## start Entries

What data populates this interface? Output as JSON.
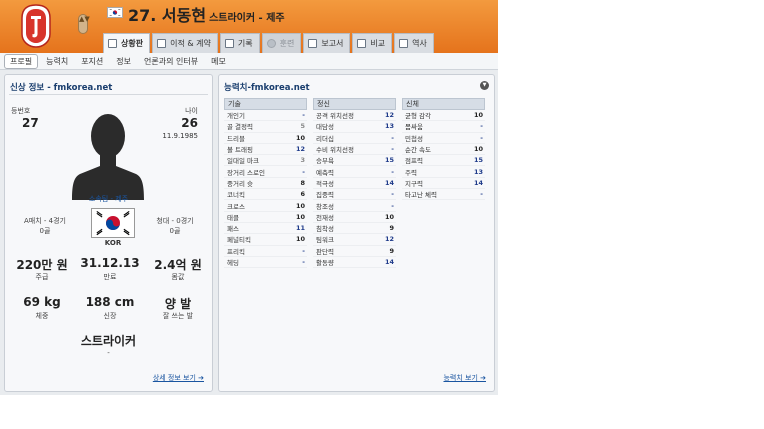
{
  "header": {
    "player_number_name": "27. 서동현",
    "player_subtitle": "스트라이커 - 제주",
    "nav_arrows": "▲▼",
    "colors": {
      "header_orange": "#e5731c",
      "link_blue": "#1a55a0",
      "title_navy": "#1a3e6e"
    }
  },
  "tabs": [
    {
      "label": "상황판",
      "icon": "player-icon",
      "active": true
    },
    {
      "label": "이적 & 계약",
      "icon": "contract-icon"
    },
    {
      "label": "기록",
      "icon": "chart-icon"
    },
    {
      "label": "훈련",
      "icon": "cloud-icon",
      "disabled": true
    },
    {
      "label": "보고서",
      "icon": "report-icon"
    },
    {
      "label": "비교",
      "icon": "compare-icon"
    },
    {
      "label": "역사",
      "icon": "history-icon"
    }
  ],
  "subtabs": [
    "프로필",
    "능력치",
    "포지션",
    "정보",
    "언론과의 인터뷰",
    "메모"
  ],
  "profile": {
    "title": "신상 정보 - fmkorea.net",
    "number_label": "등번호",
    "number_value": "27",
    "age_label": "나이",
    "age_value": "26",
    "birthdate": "11.9.1985",
    "club_link": "소속팀 - 제주",
    "a_caps_label": "A매치 - 4경기",
    "a_goals": "0골",
    "youth_caps_label": "청대 - 0경기",
    "youth_goals": "0골",
    "nation_code": "KOR",
    "wage_value": "220만 원",
    "wage_label": "주급",
    "contract_value": "31.12.13",
    "contract_label": "만료",
    "value_value": "2.4억 원",
    "value_label": "몸값",
    "weight_value": "69 kg",
    "weight_label": "체중",
    "height_value": "188 cm",
    "height_label": "신장",
    "foot_value": "양 발",
    "foot_label": "잘 쓰는 발",
    "position": "스트라이커",
    "position_sub": "-",
    "detail_link": "상세 정보 보기 ➔"
  },
  "attributes": {
    "title": "능력치-fmkorea.net",
    "more_link": "능력치 보기 ➔",
    "columns": [
      {
        "header": "기술",
        "rows": [
          {
            "name": "개인기",
            "value": "-"
          },
          {
            "name": "골 결정력",
            "value": "5"
          },
          {
            "name": "드리블",
            "value": "10"
          },
          {
            "name": "볼 트래핑",
            "value": "12"
          },
          {
            "name": "일대일 마크",
            "value": "3"
          },
          {
            "name": "장거리 스로인",
            "value": "-"
          },
          {
            "name": "중거리 슛",
            "value": "8"
          },
          {
            "name": "코너킥",
            "value": "6"
          },
          {
            "name": "크로스",
            "value": "10"
          },
          {
            "name": "태클",
            "value": "10"
          },
          {
            "name": "패스",
            "value": "11"
          },
          {
            "name": "페널티킥",
            "value": "10"
          },
          {
            "name": "프리킥",
            "value": "-"
          },
          {
            "name": "헤딩",
            "value": "-"
          }
        ]
      },
      {
        "header": "정신",
        "rows": [
          {
            "name": "공격 위치선정",
            "value": "12"
          },
          {
            "name": "대담성",
            "value": "13"
          },
          {
            "name": "리더십",
            "value": "-"
          },
          {
            "name": "수비 위치선정",
            "value": "-"
          },
          {
            "name": "승부욕",
            "value": "15"
          },
          {
            "name": "예측력",
            "value": "-"
          },
          {
            "name": "적극성",
            "value": "14"
          },
          {
            "name": "집중력",
            "value": "-"
          },
          {
            "name": "창조성",
            "value": "-"
          },
          {
            "name": "천재성",
            "value": "10"
          },
          {
            "name": "침착성",
            "value": "9"
          },
          {
            "name": "팀워크",
            "value": "12"
          },
          {
            "name": "판단력",
            "value": "9"
          },
          {
            "name": "활동량",
            "value": "14"
          }
        ]
      },
      {
        "header": "신체",
        "rows": [
          {
            "name": "균형 감각",
            "value": "10"
          },
          {
            "name": "몸싸움",
            "value": "-"
          },
          {
            "name": "민첩성",
            "value": "-"
          },
          {
            "name": "순간 속도",
            "value": "10"
          },
          {
            "name": "점프력",
            "value": "15"
          },
          {
            "name": "주력",
            "value": "13"
          },
          {
            "name": "지구력",
            "value": "14"
          },
          {
            "name": "타고난 체력",
            "value": "-"
          }
        ]
      }
    ]
  }
}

## end Entries

• _What you need to do_
Set down the lines of the records above exactly, apart from the pictures.

• _Result for this task_
What data populates this interface? Output as JSON.
{
  "header": {
    "player_number_name": "27. 서동현",
    "player_subtitle": "스트라이커 - 제주",
    "nav_arrows": "▲▼",
    "colors": {
      "header_orange": "#e5731c",
      "link_blue": "#1a55a0",
      "title_navy": "#1a3e6e"
    }
  },
  "tabs": [
    {
      "label": "상황판",
      "icon": "player-icon",
      "active": true
    },
    {
      "label": "이적 & 계약",
      "icon": "contract-icon"
    },
    {
      "label": "기록",
      "icon": "chart-icon"
    },
    {
      "label": "훈련",
      "icon": "cloud-icon",
      "disabled": true
    },
    {
      "label": "보고서",
      "icon": "report-icon"
    },
    {
      "label": "비교",
      "icon": "compare-icon"
    },
    {
      "label": "역사",
      "icon": "history-icon"
    }
  ],
  "subtabs": [
    "프로필",
    "능력치",
    "포지션",
    "정보",
    "언론과의 인터뷰",
    "메모"
  ],
  "profile": {
    "title": "신상 정보 - fmkorea.net",
    "number_label": "등번호",
    "number_value": "27",
    "age_label": "나이",
    "age_value": "26",
    "birthdate": "11.9.1985",
    "club_link": "소속팀 - 제주",
    "a_caps_label": "A매치 - 4경기",
    "a_goals": "0골",
    "youth_caps_label": "청대 - 0경기",
    "youth_goals": "0골",
    "nation_code": "KOR",
    "wage_value": "220만 원",
    "wage_label": "주급",
    "contract_value": "31.12.13",
    "contract_label": "만료",
    "value_value": "2.4억 원",
    "value_label": "몸값",
    "weight_value": "69 kg",
    "weight_label": "체중",
    "height_value": "188 cm",
    "height_label": "신장",
    "foot_value": "양 발",
    "foot_label": "잘 쓰는 발",
    "position": "스트라이커",
    "position_sub": "-",
    "detail_link": "상세 정보 보기 ➔"
  },
  "attributes": {
    "title": "능력치-fmkorea.net",
    "more_link": "능력치 보기 ➔",
    "columns": [
      {
        "header": "기술",
        "rows": [
          {
            "name": "개인기",
            "value": "-"
          },
          {
            "name": "골 결정력",
            "value": "5"
          },
          {
            "name": "드리블",
            "value": "10"
          },
          {
            "name": "볼 트래핑",
            "value": "12"
          },
          {
            "name": "일대일 마크",
            "value": "3"
          },
          {
            "name": "장거리 스로인",
            "value": "-"
          },
          {
            "name": "중거리 슛",
            "value": "8"
          },
          {
            "name": "코너킥",
            "value": "6"
          },
          {
            "name": "크로스",
            "value": "10"
          },
          {
            "name": "태클",
            "value": "10"
          },
          {
            "name": "패스",
            "value": "11"
          },
          {
            "name": "페널티킥",
            "value": "10"
          },
          {
            "name": "프리킥",
            "value": "-"
          },
          {
            "name": "헤딩",
            "value": "-"
          }
        ]
      },
      {
        "header": "정신",
        "rows": [
          {
            "name": "공격 위치선정",
            "value": "12"
          },
          {
            "name": "대담성",
            "value": "13"
          },
          {
            "name": "리더십",
            "value": "-"
          },
          {
            "name": "수비 위치선정",
            "value": "-"
          },
          {
            "name": "승부욕",
            "value": "15"
          },
          {
            "name": "예측력",
            "value": "-"
          },
          {
            "name": "적극성",
            "value": "14"
          },
          {
            "name": "집중력",
            "value": "-"
          },
          {
            "name": "창조성",
            "value": "-"
          },
          {
            "name": "천재성",
            "value": "10"
          },
          {
            "name": "침착성",
            "value": "9"
          },
          {
            "name": "팀워크",
            "value": "12"
          },
          {
            "name": "판단력",
            "value": "9"
          },
          {
            "name": "활동량",
            "value": "14"
          }
        ]
      },
      {
        "header": "신체",
        "rows": [
          {
            "name": "균형 감각",
            "value": "10"
          },
          {
            "name": "몸싸움",
            "value": "-"
          },
          {
            "name": "민첩성",
            "value": "-"
          },
          {
            "name": "순간 속도",
            "value": "10"
          },
          {
            "name": "점프력",
            "value": "15"
          },
          {
            "name": "주력",
            "value": "13"
          },
          {
            "name": "지구력",
            "value": "14"
          },
          {
            "name": "타고난 체력",
            "value": "-"
          }
        ]
      }
    ]
  }
}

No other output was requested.